---------- EXERCISE INPUTS ----------

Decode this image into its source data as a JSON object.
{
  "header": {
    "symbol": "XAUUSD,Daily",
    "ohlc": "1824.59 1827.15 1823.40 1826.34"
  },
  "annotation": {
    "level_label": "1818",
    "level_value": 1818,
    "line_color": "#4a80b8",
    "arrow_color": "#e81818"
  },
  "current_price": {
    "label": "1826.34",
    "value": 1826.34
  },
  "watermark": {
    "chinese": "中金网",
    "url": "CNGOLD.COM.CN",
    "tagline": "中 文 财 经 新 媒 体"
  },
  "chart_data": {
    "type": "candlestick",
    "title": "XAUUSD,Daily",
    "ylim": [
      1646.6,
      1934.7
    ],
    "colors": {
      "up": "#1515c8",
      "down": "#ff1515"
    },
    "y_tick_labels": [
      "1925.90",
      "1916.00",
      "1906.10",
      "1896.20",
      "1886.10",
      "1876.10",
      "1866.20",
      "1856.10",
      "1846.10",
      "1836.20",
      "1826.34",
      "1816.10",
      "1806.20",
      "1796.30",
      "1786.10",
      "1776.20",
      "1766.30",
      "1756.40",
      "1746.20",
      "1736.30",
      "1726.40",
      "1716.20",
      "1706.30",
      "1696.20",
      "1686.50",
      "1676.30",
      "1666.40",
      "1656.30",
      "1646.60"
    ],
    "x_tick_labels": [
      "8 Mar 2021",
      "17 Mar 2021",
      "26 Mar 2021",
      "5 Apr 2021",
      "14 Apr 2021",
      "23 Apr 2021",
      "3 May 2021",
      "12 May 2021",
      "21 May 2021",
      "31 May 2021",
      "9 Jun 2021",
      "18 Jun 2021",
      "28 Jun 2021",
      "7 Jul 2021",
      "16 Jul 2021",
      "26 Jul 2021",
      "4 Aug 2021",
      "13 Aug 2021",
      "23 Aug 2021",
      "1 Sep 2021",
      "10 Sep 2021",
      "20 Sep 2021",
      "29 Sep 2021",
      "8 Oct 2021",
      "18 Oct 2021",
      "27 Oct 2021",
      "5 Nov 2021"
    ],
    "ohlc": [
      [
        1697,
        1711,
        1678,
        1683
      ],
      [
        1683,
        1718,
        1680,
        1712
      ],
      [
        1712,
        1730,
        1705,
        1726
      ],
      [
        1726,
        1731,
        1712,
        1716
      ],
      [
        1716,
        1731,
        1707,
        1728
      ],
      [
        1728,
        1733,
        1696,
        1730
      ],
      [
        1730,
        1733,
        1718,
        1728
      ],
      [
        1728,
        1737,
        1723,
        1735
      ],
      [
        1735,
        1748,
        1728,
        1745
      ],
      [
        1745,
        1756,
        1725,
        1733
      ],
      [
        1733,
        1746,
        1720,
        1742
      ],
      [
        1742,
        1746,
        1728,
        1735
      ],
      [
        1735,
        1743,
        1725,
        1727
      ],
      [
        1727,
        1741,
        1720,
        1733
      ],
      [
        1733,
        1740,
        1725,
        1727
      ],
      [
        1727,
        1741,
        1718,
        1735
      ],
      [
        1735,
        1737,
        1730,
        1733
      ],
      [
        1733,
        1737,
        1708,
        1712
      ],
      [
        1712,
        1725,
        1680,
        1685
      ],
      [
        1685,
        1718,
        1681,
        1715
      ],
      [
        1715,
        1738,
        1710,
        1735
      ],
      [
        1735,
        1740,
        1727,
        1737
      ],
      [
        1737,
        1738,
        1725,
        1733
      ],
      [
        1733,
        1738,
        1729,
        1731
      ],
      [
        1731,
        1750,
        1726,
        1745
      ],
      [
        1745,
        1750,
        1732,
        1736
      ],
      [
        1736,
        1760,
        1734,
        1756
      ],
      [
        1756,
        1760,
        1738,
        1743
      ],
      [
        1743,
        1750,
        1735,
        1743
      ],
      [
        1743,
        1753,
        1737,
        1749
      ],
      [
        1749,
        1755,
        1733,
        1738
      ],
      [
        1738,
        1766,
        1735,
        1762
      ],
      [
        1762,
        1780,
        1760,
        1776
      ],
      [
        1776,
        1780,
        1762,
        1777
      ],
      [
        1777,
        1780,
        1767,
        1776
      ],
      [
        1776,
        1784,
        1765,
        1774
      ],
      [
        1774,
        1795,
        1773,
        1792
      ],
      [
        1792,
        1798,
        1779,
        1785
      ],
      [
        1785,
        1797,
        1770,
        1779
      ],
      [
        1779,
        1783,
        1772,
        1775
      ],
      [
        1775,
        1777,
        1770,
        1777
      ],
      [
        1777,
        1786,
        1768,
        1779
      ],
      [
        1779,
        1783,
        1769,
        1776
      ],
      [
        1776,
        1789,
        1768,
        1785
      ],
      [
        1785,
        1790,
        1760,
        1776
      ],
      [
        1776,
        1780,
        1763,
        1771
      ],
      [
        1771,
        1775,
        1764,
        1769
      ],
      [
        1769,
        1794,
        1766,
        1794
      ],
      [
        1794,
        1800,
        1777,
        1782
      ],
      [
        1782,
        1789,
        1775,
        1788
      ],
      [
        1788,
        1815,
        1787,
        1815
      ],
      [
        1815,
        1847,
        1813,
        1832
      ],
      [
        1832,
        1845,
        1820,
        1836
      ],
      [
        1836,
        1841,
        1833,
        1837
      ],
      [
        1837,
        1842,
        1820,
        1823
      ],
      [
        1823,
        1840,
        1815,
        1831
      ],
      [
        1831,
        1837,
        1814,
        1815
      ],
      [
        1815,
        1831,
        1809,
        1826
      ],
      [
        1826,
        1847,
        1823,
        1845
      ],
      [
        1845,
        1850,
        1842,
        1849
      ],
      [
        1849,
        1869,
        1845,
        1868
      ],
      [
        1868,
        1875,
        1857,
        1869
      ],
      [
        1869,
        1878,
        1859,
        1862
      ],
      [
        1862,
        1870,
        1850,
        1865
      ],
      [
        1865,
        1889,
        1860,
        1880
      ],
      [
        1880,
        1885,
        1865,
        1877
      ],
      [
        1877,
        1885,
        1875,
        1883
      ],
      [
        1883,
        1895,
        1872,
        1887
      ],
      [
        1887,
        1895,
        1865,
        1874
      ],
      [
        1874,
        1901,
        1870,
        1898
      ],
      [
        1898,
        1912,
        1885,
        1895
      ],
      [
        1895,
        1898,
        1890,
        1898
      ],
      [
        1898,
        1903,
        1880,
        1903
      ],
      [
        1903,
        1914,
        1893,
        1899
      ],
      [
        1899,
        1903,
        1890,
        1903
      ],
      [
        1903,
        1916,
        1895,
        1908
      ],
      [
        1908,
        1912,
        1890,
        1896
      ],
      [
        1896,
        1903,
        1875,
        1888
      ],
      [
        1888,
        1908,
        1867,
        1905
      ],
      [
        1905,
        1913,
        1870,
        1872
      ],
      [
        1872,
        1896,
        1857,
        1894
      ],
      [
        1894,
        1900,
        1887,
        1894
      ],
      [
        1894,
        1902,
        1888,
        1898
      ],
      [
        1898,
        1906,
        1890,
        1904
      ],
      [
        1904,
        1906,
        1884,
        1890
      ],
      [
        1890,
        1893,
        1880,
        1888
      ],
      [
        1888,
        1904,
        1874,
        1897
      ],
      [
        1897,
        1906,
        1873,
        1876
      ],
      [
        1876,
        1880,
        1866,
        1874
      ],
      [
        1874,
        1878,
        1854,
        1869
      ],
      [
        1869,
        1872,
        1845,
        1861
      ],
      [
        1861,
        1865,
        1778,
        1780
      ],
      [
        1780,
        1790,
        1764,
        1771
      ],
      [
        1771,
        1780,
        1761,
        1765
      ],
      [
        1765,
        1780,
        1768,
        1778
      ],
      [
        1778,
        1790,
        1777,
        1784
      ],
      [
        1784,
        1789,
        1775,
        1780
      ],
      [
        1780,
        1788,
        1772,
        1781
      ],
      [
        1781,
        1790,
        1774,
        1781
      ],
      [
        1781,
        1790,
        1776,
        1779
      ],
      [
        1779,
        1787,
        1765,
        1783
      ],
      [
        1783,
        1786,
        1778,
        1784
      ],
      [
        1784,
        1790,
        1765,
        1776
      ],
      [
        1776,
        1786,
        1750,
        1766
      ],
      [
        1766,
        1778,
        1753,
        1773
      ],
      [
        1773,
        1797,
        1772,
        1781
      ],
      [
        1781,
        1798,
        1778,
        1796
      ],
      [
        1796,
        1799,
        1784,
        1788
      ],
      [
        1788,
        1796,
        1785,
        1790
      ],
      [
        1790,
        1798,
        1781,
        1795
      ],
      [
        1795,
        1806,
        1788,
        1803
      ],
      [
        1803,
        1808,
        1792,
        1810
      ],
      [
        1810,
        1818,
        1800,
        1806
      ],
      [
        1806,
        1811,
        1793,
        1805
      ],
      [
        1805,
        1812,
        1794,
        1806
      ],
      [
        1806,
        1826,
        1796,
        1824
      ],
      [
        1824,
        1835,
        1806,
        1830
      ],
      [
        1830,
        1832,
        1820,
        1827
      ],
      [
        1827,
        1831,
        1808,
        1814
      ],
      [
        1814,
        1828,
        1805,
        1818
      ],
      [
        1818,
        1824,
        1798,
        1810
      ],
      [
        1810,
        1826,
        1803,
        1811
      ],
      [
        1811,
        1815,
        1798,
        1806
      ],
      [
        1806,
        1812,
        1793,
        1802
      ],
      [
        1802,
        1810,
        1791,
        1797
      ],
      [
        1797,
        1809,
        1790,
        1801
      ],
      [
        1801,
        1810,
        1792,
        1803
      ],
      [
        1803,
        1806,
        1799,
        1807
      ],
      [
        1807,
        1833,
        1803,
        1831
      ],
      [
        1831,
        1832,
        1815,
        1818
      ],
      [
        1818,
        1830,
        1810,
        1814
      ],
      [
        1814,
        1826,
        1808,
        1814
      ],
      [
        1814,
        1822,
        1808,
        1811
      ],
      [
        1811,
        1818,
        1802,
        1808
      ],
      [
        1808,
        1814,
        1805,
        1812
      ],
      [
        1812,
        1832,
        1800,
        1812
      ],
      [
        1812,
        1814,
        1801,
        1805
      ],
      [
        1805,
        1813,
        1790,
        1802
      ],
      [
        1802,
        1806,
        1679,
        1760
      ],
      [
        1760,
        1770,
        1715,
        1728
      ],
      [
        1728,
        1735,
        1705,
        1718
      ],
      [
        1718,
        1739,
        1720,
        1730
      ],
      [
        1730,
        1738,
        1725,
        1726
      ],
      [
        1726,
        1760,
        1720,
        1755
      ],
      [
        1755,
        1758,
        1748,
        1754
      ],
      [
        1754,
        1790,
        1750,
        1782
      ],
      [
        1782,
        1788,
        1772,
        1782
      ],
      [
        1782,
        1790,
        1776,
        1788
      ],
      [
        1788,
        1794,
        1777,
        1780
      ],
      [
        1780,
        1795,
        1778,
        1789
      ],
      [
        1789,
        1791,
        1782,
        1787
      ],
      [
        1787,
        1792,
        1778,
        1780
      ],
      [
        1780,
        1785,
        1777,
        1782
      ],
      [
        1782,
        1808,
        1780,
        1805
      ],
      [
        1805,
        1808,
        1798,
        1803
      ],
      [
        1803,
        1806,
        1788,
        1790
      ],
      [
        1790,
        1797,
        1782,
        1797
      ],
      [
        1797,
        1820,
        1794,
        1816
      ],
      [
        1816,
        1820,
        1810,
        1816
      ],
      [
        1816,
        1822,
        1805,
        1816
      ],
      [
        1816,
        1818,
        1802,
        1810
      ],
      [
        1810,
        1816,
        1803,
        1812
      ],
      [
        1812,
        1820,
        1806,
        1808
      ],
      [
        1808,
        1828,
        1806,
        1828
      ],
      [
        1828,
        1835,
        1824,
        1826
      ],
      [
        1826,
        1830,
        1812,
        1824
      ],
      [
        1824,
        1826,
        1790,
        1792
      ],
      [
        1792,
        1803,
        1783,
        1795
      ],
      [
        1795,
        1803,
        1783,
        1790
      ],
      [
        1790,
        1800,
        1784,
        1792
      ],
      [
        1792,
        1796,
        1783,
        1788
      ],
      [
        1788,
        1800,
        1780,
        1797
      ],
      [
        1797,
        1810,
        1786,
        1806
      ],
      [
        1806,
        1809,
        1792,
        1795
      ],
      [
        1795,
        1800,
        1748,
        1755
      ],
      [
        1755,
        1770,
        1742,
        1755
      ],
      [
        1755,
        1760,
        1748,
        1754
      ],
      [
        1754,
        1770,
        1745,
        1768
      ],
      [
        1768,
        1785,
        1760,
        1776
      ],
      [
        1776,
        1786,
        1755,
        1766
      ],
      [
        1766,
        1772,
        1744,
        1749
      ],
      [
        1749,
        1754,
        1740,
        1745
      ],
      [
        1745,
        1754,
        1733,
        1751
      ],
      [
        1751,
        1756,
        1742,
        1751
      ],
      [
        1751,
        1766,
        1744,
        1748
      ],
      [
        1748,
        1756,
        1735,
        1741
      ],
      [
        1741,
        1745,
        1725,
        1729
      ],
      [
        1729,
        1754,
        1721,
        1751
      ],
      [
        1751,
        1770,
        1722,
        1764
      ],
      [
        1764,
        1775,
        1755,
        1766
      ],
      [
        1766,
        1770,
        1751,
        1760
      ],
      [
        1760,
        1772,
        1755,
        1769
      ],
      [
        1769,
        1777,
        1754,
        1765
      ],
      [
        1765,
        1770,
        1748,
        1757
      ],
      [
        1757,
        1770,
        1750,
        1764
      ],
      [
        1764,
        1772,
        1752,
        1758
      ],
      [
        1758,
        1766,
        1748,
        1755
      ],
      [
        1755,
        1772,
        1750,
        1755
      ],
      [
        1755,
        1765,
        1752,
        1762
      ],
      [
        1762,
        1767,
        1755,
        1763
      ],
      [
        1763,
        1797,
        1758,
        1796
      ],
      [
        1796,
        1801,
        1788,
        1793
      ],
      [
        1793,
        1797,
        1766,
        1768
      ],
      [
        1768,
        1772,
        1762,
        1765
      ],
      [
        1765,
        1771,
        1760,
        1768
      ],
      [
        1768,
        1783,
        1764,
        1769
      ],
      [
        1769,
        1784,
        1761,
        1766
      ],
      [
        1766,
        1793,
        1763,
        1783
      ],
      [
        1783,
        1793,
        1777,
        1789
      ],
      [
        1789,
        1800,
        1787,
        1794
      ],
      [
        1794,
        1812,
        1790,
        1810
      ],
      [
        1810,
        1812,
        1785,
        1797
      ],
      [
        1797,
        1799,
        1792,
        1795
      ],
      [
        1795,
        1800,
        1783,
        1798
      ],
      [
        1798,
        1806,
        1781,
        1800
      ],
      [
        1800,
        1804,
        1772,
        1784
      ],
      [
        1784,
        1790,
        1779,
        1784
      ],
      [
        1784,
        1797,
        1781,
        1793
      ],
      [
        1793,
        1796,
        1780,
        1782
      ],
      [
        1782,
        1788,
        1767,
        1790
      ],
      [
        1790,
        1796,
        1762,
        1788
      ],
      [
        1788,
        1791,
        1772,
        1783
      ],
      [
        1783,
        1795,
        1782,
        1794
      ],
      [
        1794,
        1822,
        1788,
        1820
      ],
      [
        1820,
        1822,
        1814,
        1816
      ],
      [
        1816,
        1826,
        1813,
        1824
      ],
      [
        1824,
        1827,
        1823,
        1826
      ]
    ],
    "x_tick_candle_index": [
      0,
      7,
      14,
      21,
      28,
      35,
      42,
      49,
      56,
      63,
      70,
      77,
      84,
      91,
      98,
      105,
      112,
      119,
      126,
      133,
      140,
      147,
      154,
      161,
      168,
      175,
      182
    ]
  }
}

----------

*WHAT IS NEEDED*
In the entries above, find every line with the word "XAUUSD" and list it.

*SOLUTION TO THIS EXERCISE*
    "symbol": "XAUUSD,Daily",
    "title": "XAUUSD,Daily",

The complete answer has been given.